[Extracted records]
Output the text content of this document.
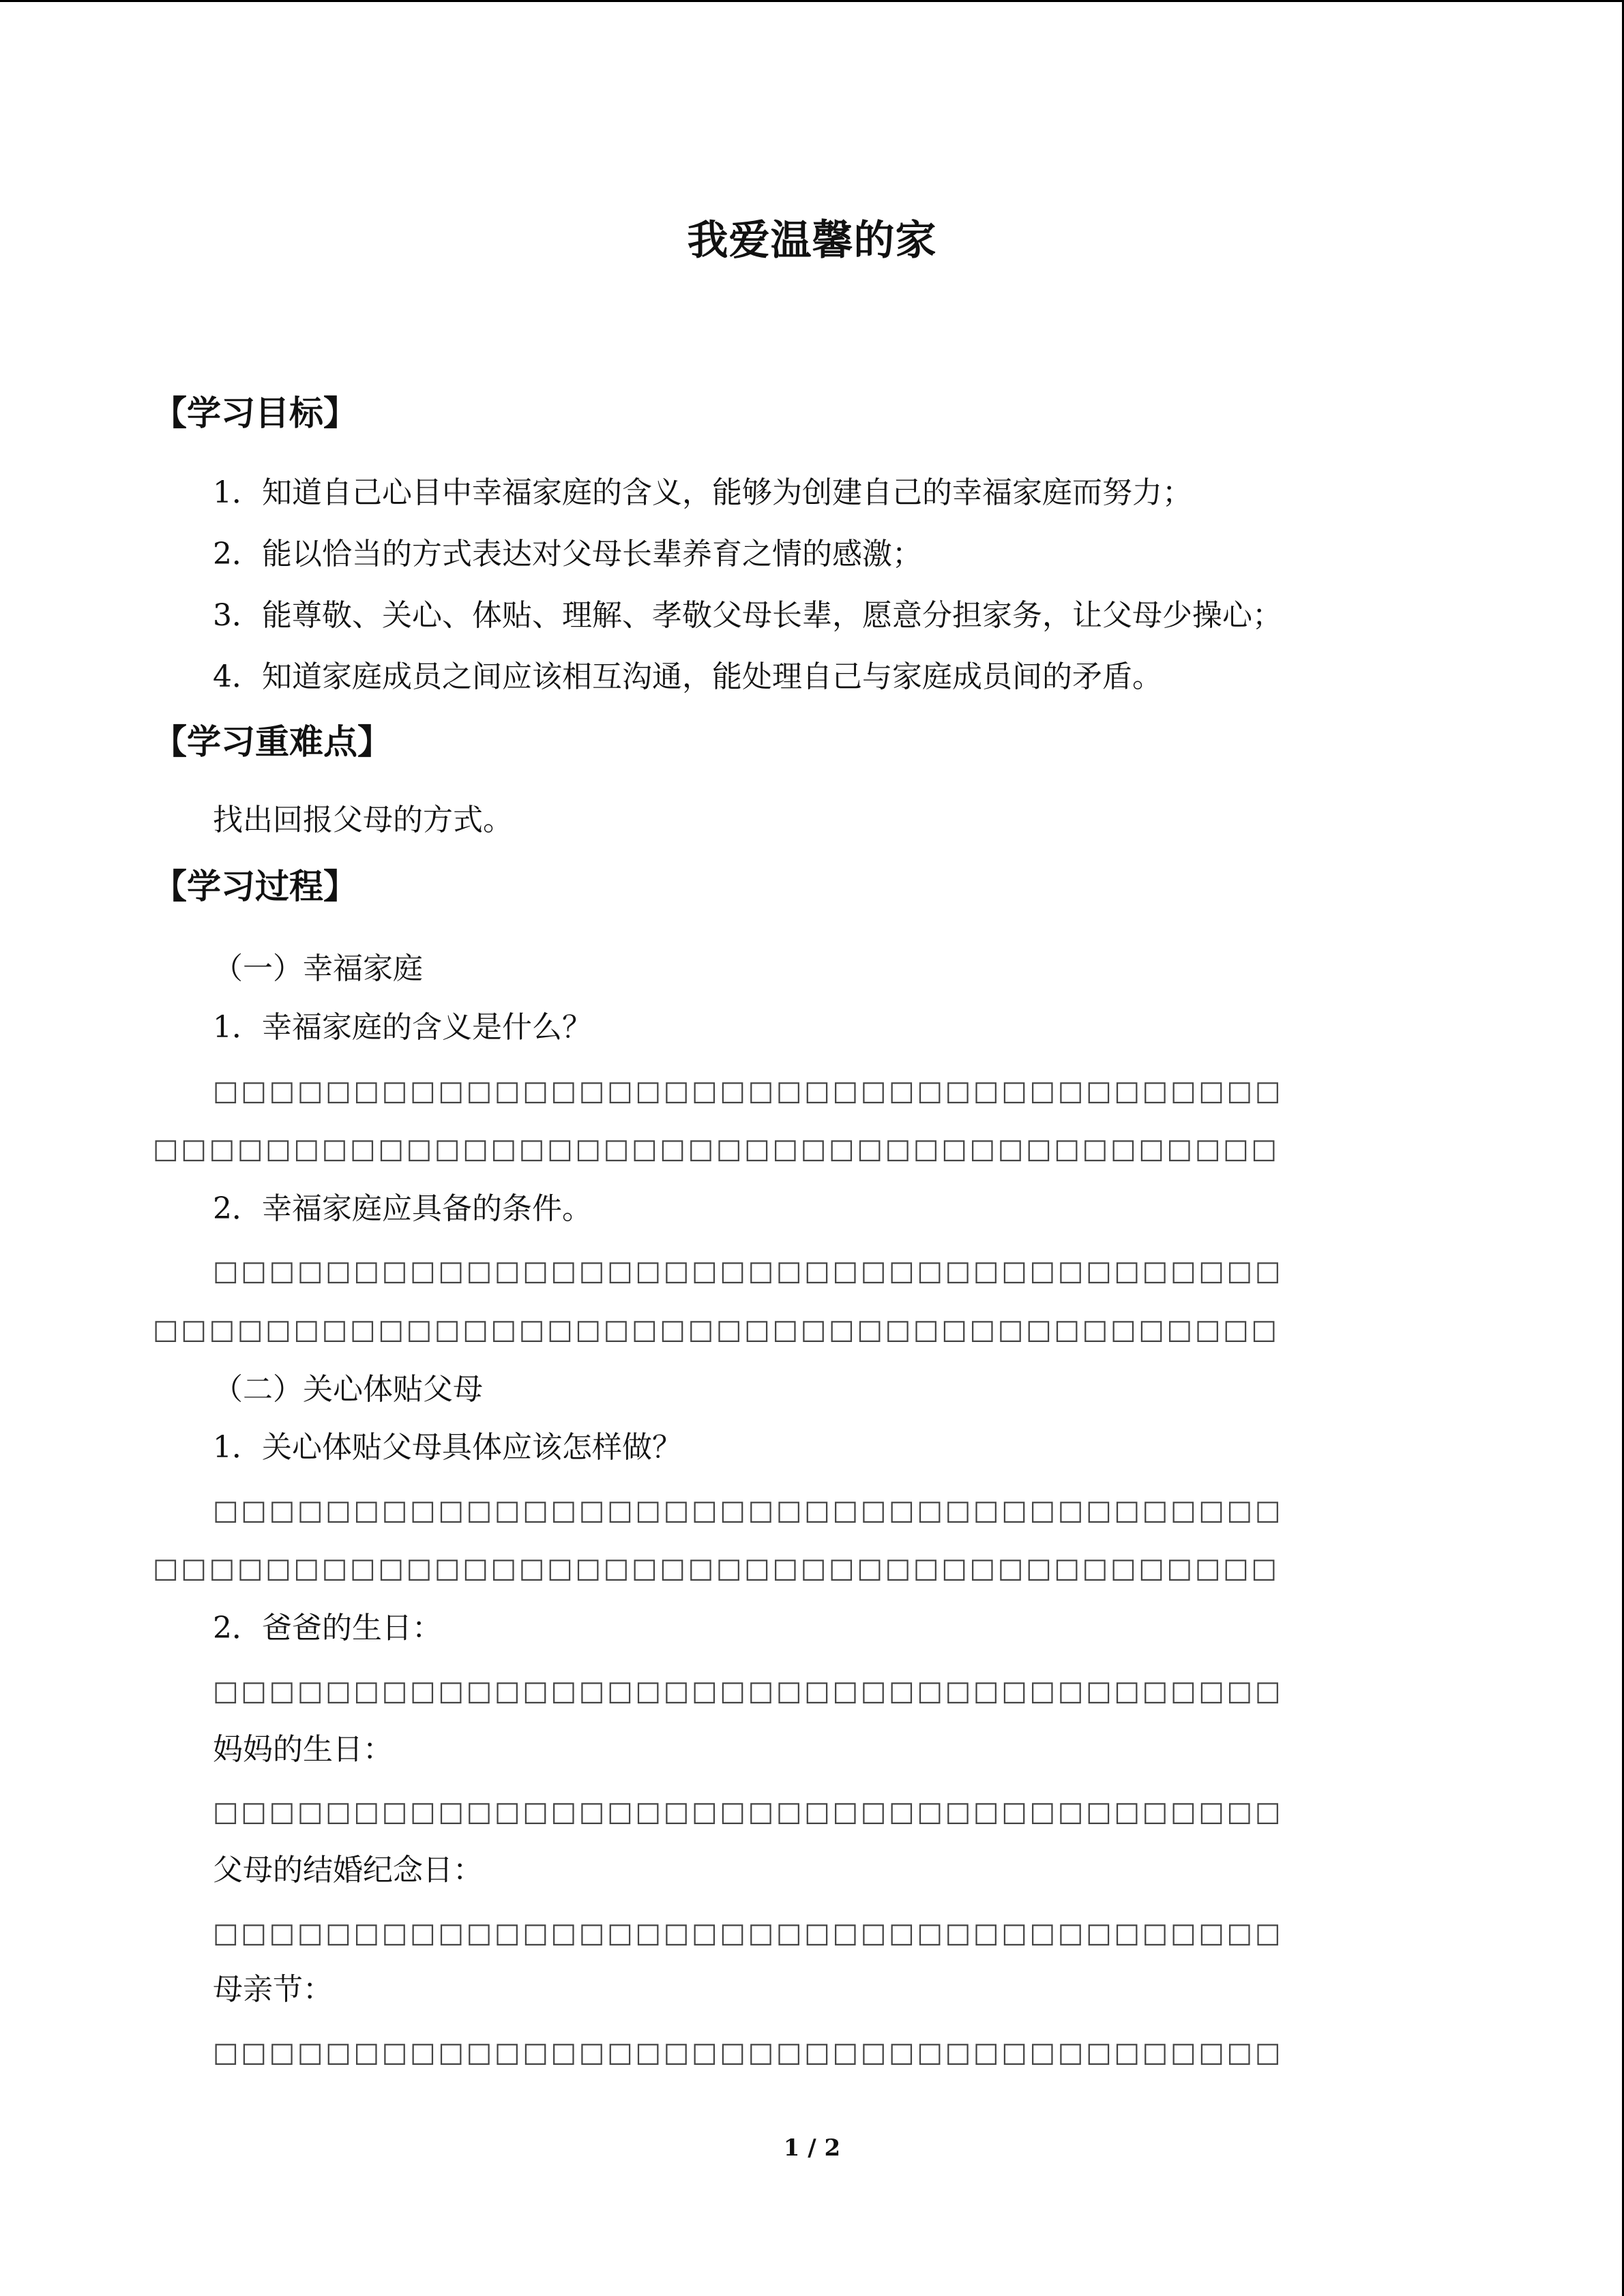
我爱温馨的家
【学习目标】
1．知道自己心目中幸福家庭的含义，能够为创建自己的幸福家庭而努力；
2．能以恰当的方式表达对父母长辈养育之情的感激；
3．能尊敬、关心、体贴、理解、孝敬父母长辈，愿意分担家务，让父母少操心；
4．知道家庭成员之间应该相互沟通，能处理自己与家庭成员间的矛盾。
【学习重难点】
找出回报父母的方式。
【学习过程】
（一）幸福家庭
1．幸福家庭的含义是什么？
□□□□□□□□□□□□□□□□□□□□□□□□□□□□□□□□□□□□□□
□□□□□□□□□□□□□□□□□□□□□□□□□□□□□□□□□□□□□□□□
2．幸福家庭应具备的条件。
□□□□□□□□□□□□□□□□□□□□□□□□□□□□□□□□□□□□□□
□□□□□□□□□□□□□□□□□□□□□□□□□□□□□□□□□□□□□□□□
（二）关心体贴父母
1．关心体贴父母具体应该怎样做？
□□□□□□□□□□□□□□□□□□□□□□□□□□□□□□□□□□□□□□
□□□□□□□□□□□□□□□□□□□□□□□□□□□□□□□□□□□□□□□□
2．爸爸的生日：
□□□□□□□□□□□□□□□□□□□□□□□□□□□□□□□□□□□□□□
妈妈的生日：
□□□□□□□□□□□□□□□□□□□□□□□□□□□□□□□□□□□□□□
父母的结婚纪念日：
□□□□□□□□□□□□□□□□□□□□□□□□□□□□□□□□□□□□□□
母亲节：
□□□□□□□□□□□□□□□□□□□□□□□□□□□□□□□□□□□□□□
1 / 2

> [Direction]
Write every record out again exactly; no pictures belong in the copy.

> [Finished answer]
Output the text content of this document.
我爱温馨的家
【学习目标】
1．知道自己心目中幸福家庭的含义，能够为创建自己的幸福家庭而努力；
2．能以恰当的方式表达对父母长辈养育之情的感激；
3．能尊敬、关心、体贴、理解、孝敬父母长辈，愿意分担家务，让父母少操心；
4．知道家庭成员之间应该相互沟通，能处理自己与家庭成员间的矛盾。
【学习重难点】
找出回报父母的方式。
【学习过程】
（一）幸福家庭
1．幸福家庭的含义是什么？
□□□□□□□□□□□□□□□□□□□□□□□□□□□□□□□□□□□□□□
□□□□□□□□□□□□□□□□□□□□□□□□□□□□□□□□□□□□□□□□
2．幸福家庭应具备的条件。
□□□□□□□□□□□□□□□□□□□□□□□□□□□□□□□□□□□□□□
□□□□□□□□□□□□□□□□□□□□□□□□□□□□□□□□□□□□□□□□
（二）关心体贴父母
1．关心体贴父母具体应该怎样做？
□□□□□□□□□□□□□□□□□□□□□□□□□□□□□□□□□□□□□□
□□□□□□□□□□□□□□□□□□□□□□□□□□□□□□□□□□□□□□□□
2．爸爸的生日：
□□□□□□□□□□□□□□□□□□□□□□□□□□□□□□□□□□□□□□
妈妈的生日：
□□□□□□□□□□□□□□□□□□□□□□□□□□□□□□□□□□□□□□
父母的结婚纪念日：
□□□□□□□□□□□□□□□□□□□□□□□□□□□□□□□□□□□□□□
母亲节：
□□□□□□□□□□□□□□□□□□□□□□□□□□□□□□□□□□□□□□
1 / 2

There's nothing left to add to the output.